• [Data tied to figure images]
_ _ _ _ _ _ _
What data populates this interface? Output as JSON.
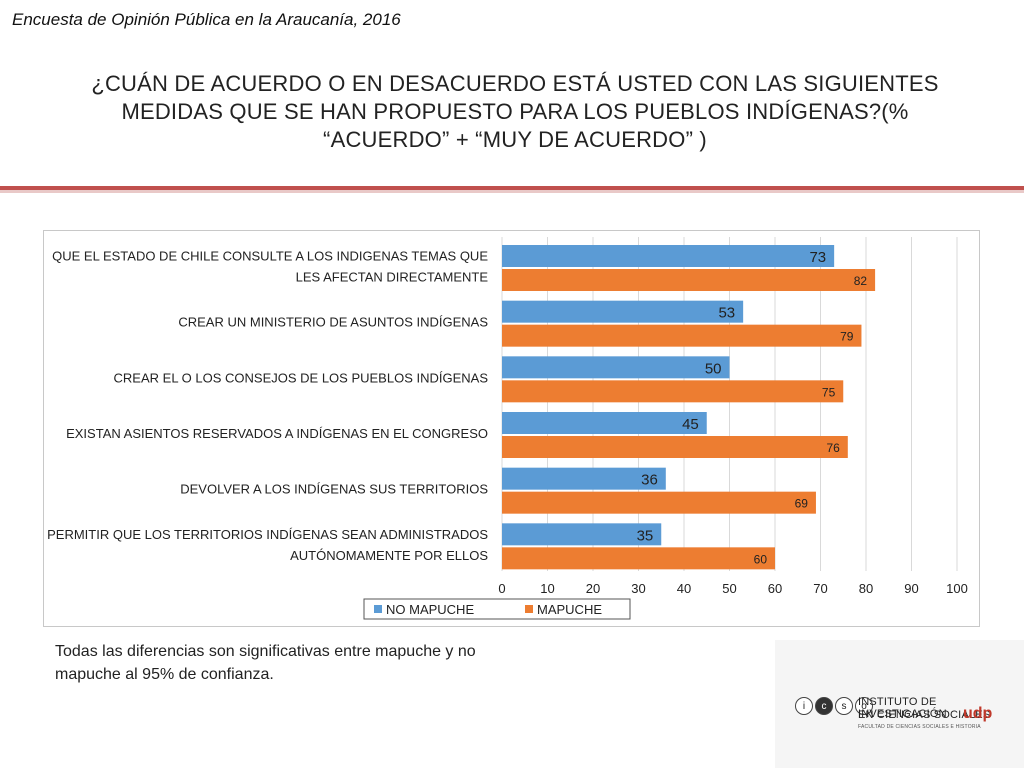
{
  "header": {
    "subtitle": "Encuesta de Opinión Pública en la Araucanía, 2016",
    "title": "¿CUÁN DE ACUERDO O EN DESACUERDO ESTÁ USTED CON LAS SIGUIENTES MEDIDAS QUE SE HAN PROPUESTO PARA LOS PUEBLOS INDÍGENAS?(% “ACUERDO” + “MUY DE ACUERDO” )"
  },
  "chart_data": {
    "type": "bar",
    "orientation": "horizontal",
    "categories": [
      [
        "QUE EL ESTADO DE CHILE CONSULTE A LOS INDIGENAS TEMAS QUE",
        "LES AFECTAN DIRECTAMENTE"
      ],
      [
        "CREAR UN MINISTERIO DE ASUNTOS INDÍGENAS"
      ],
      [
        "CREAR EL O LOS CONSEJOS DE LOS PUEBLOS INDÍGENAS"
      ],
      [
        "EXISTAN ASIENTOS RESERVADOS A INDÍGENAS EN EL CONGRESO"
      ],
      [
        "DEVOLVER A LOS INDÍGENAS SUS TERRITORIOS"
      ],
      [
        "PERMITIR QUE LOS TERRITORIOS INDÍGENAS SEAN ADMINISTRADOS",
        "AUTÓNOMAMENTE POR ELLOS"
      ]
    ],
    "series": [
      {
        "name": "NO MAPUCHE",
        "color": "#5b9bd5",
        "values": [
          73,
          53,
          50,
          45,
          36,
          35
        ]
      },
      {
        "name": "MAPUCHE",
        "color": "#ed7d31",
        "values": [
          82,
          79,
          75,
          76,
          69,
          60
        ]
      }
    ],
    "xlim": [
      0,
      100
    ],
    "xticks": [
      0,
      10,
      20,
      30,
      40,
      50,
      60,
      70,
      80,
      90,
      100
    ],
    "grid": true,
    "legend": "bottom"
  },
  "footer": {
    "note": "Todas las diferencias son significativas entre mapuche y no mapuche al 95% de confianza."
  },
  "logo": {
    "circles": [
      "i",
      "c",
      "s",
      "o"
    ],
    "line1": "INSTITUTO DE INVESTIGACIÓN",
    "line2": "EN CIENCIAS SOCIALES",
    "brand": "udp",
    "line3": "FACULTAD DE CIENCIAS SOCIALES E HISTORIA"
  }
}
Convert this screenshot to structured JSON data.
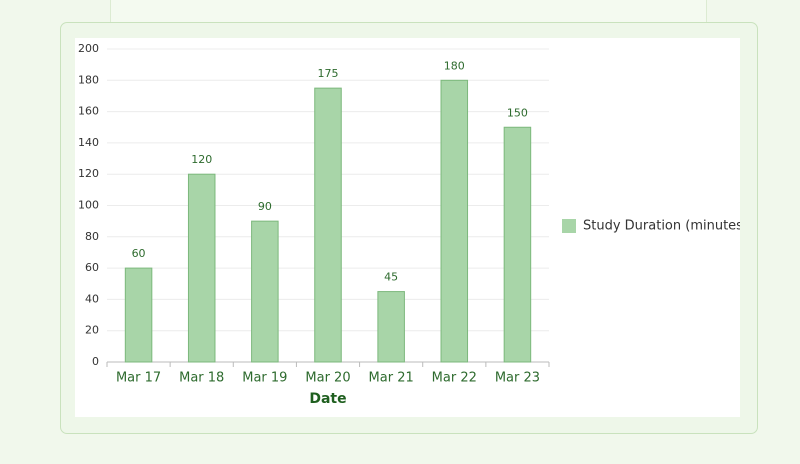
{
  "chart_data": {
    "type": "bar",
    "x_label": "Date",
    "categories": [
      "Mar 17",
      "Mar 18",
      "Mar 19",
      "Mar 20",
      "Mar 21",
      "Mar 22",
      "Mar 23"
    ],
    "series": [
      {
        "name": "Study Duration (minutes)",
        "color": "#a8d5a8",
        "values": [
          60,
          120,
          90,
          175,
          45,
          180,
          150
        ]
      }
    ],
    "ylim": [
      0,
      200
    ],
    "yticks": [
      0,
      20,
      40,
      60,
      80,
      100,
      120,
      140,
      160,
      180,
      200
    ],
    "grid": true,
    "legend": "right"
  }
}
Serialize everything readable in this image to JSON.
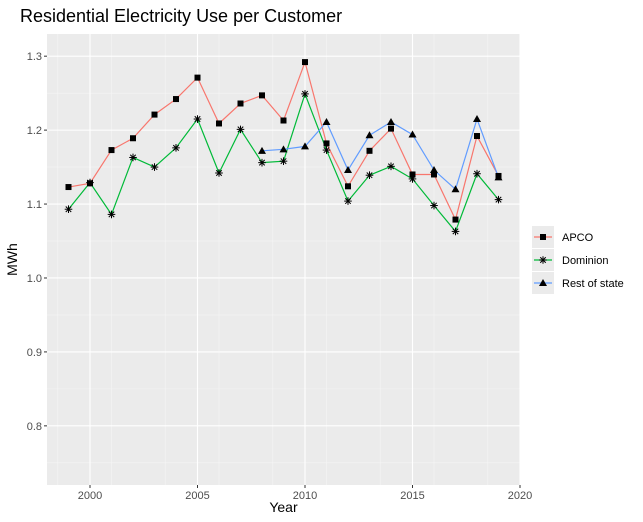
{
  "chart_data": {
    "type": "line",
    "title": "Residential Electricity Use per Customer",
    "xlabel": "Year",
    "ylabel": "MWh",
    "xlim": [
      1998,
      2020
    ],
    "ylim": [
      0.72,
      1.33
    ],
    "x_ticks": [
      2000,
      2005,
      2010,
      2015,
      2020
    ],
    "y_ticks": [
      0.8,
      0.9,
      1.0,
      1.1,
      1.2,
      1.3
    ],
    "x_tick_labels": [
      "2000",
      "2005",
      "2010",
      "2015",
      "2020"
    ],
    "y_tick_labels": [
      "0.8",
      "0.9",
      "1.0",
      "1.1",
      "1.2",
      "1.3"
    ],
    "grid": true,
    "legend_position": "right",
    "series": [
      {
        "name": "APCO",
        "color": "#F8766D",
        "marker": "square",
        "x": [
          1999,
          2000,
          2001,
          2002,
          2003,
          2004,
          2005,
          2006,
          2007,
          2008,
          2009,
          2010,
          2011,
          2012,
          2013,
          2014,
          2015,
          2016,
          2017,
          2018,
          2019
        ],
        "y": [
          1.123,
          1.128,
          1.173,
          1.189,
          1.221,
          1.242,
          1.271,
          1.209,
          1.236,
          1.247,
          1.213,
          1.292,
          1.182,
          1.124,
          1.172,
          1.202,
          1.14,
          1.14,
          1.079,
          1.192,
          1.138
        ]
      },
      {
        "name": "Dominion",
        "color": "#00BA38",
        "marker": "asterisk",
        "x": [
          1999,
          2000,
          2001,
          2002,
          2003,
          2004,
          2005,
          2006,
          2007,
          2008,
          2009,
          2010,
          2011,
          2012,
          2013,
          2014,
          2015,
          2016,
          2017,
          2018,
          2019
        ],
        "y": [
          1.093,
          1.129,
          1.086,
          1.163,
          1.15,
          1.176,
          1.215,
          1.142,
          1.201,
          1.156,
          1.158,
          1.249,
          1.173,
          1.104,
          1.139,
          1.151,
          1.134,
          1.098,
          1.063,
          1.141,
          1.106
        ]
      },
      {
        "name": "Rest of state",
        "color": "#619CFF",
        "marker": "triangle",
        "x": [
          2008,
          2009,
          2010,
          2011,
          2012,
          2013,
          2014,
          2015,
          2016,
          2017,
          2018,
          2019
        ],
        "y": [
          1.172,
          1.174,
          1.178,
          1.211,
          1.146,
          1.193,
          1.211,
          1.194,
          1.146,
          1.12,
          1.215,
          1.136
        ]
      }
    ]
  }
}
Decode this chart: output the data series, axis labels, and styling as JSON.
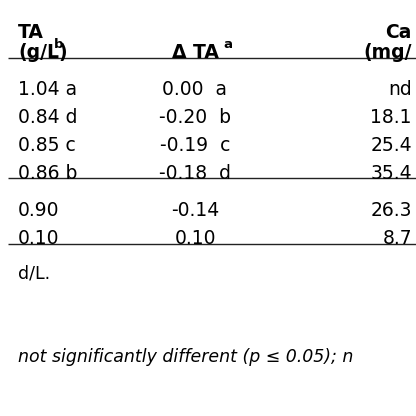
{
  "col1_h1": "TA",
  "col1_h2": "(g/L)",
  "col1_h2_sup": "b",
  "col2_h": "Δ TA",
  "col2_h_sup": "a",
  "col3_h1": "Ca",
  "col3_h2": "(mg/",
  "data_rows": [
    [
      "1.04 a",
      "0.00  a",
      "nd"
    ],
    [
      "0.84 d",
      "-0.20  b",
      "18.1"
    ],
    [
      "0.85 c",
      "-0.19  c",
      "25.4"
    ],
    [
      "0.86 b",
      "-0.18  d",
      "35.4"
    ]
  ],
  "stat_rows": [
    [
      "0.90",
      "-0.14",
      "26.3"
    ],
    [
      "0.10",
      "0.10",
      "8.7"
    ]
  ],
  "footnote1": "d/L.",
  "footnote2": "not significantly different (",
  "footnote2b": "p",
  "footnote2c": " ≤ 0.05); n",
  "bg_color": "#ffffff",
  "text_color": "#000000",
  "bold_font_size": 13.5,
  "data_font_size": 13.5,
  "footnote_font_size": 12.5,
  "line_color": "#222222",
  "line_lw": 1.0
}
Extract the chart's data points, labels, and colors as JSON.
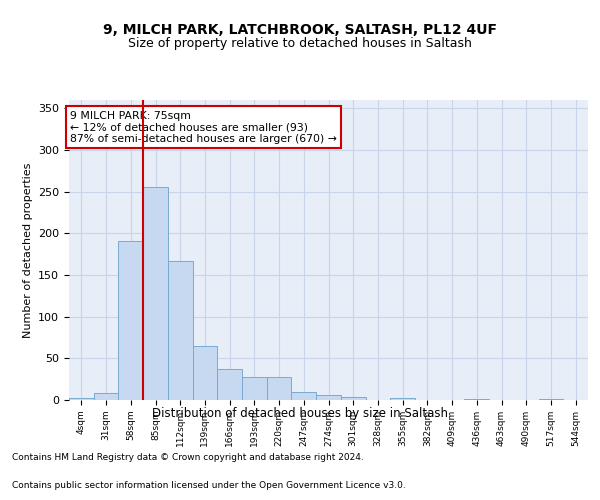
{
  "title1": "9, MILCH PARK, LATCHBROOK, SALTASH, PL12 4UF",
  "title2": "Size of property relative to detached houses in Saltash",
  "xlabel": "Distribution of detached houses by size in Saltash",
  "ylabel": "Number of detached properties",
  "bar_color": "#c6d9f0",
  "bar_edge_color": "#7aaad0",
  "grid_color": "#c8d4e8",
  "background_color": "#e8eef8",
  "bins": [
    "4sqm",
    "31sqm",
    "58sqm",
    "85sqm",
    "112sqm",
    "139sqm",
    "166sqm",
    "193sqm",
    "220sqm",
    "247sqm",
    "274sqm",
    "301sqm",
    "328sqm",
    "355sqm",
    "382sqm",
    "409sqm",
    "436sqm",
    "463sqm",
    "490sqm",
    "517sqm",
    "544sqm"
  ],
  "values": [
    2,
    9,
    191,
    256,
    167,
    65,
    37,
    28,
    28,
    10,
    6,
    4,
    0,
    3,
    0,
    0,
    1,
    0,
    0,
    1,
    0
  ],
  "vline_x": 2.5,
  "vline_color": "#cc0000",
  "annotation_text": "9 MILCH PARK: 75sqm\n← 12% of detached houses are smaller (93)\n87% of semi-detached houses are larger (670) →",
  "annotation_box_color": "white",
  "annotation_box_edge": "#cc0000",
  "footer1": "Contains HM Land Registry data © Crown copyright and database right 2024.",
  "footer2": "Contains public sector information licensed under the Open Government Licence v3.0.",
  "ylim": [
    0,
    360
  ],
  "yticks": [
    0,
    50,
    100,
    150,
    200,
    250,
    300,
    350
  ]
}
_ _ _ _ _ _ _
• [Directions for this task]
Across the data above, how many lines include the word "houses"? Give only the count.

• [Task output]
3